**Provided data**
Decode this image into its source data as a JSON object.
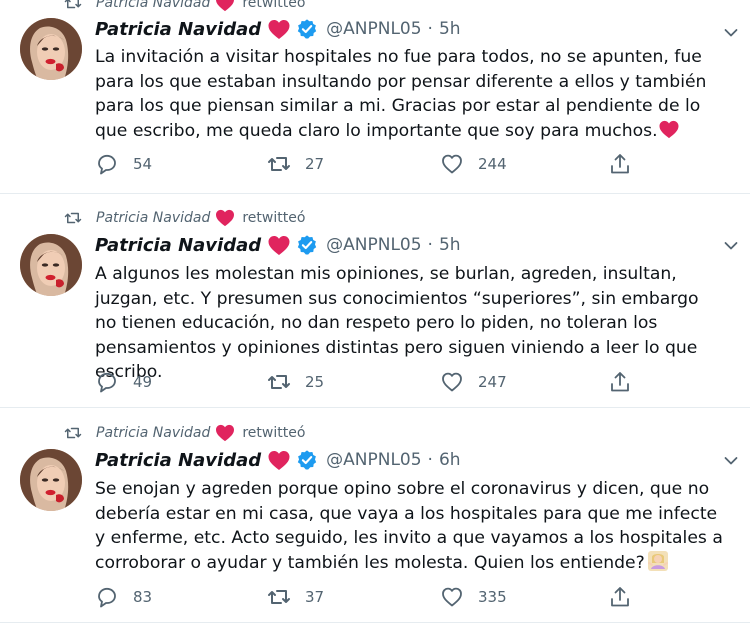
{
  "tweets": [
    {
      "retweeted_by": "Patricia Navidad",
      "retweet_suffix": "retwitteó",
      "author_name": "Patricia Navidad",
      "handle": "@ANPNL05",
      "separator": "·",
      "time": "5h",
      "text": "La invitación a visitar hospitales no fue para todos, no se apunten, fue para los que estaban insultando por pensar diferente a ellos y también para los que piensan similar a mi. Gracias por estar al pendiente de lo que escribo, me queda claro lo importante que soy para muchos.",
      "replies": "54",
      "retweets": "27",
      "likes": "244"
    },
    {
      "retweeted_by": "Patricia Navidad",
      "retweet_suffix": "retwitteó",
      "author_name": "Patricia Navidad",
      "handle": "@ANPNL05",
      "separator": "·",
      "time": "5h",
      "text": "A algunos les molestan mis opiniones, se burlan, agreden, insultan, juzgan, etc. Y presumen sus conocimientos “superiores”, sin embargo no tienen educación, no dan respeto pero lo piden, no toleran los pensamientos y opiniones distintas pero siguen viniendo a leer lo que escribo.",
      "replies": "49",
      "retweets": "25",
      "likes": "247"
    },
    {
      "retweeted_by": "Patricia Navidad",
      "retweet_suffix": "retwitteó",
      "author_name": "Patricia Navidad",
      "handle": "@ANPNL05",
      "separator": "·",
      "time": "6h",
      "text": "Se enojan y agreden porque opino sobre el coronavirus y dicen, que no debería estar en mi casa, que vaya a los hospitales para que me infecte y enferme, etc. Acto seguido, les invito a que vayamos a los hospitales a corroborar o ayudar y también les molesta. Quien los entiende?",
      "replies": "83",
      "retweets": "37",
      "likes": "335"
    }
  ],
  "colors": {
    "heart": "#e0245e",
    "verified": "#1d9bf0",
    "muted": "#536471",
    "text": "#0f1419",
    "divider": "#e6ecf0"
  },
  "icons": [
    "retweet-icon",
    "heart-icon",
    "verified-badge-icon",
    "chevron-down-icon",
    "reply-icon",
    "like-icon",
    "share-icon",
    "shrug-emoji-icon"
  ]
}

**Task instructions**
Work out how many lines of the listing above include "hospitales". Answer with the number and nothing more.

**Problem solution**
2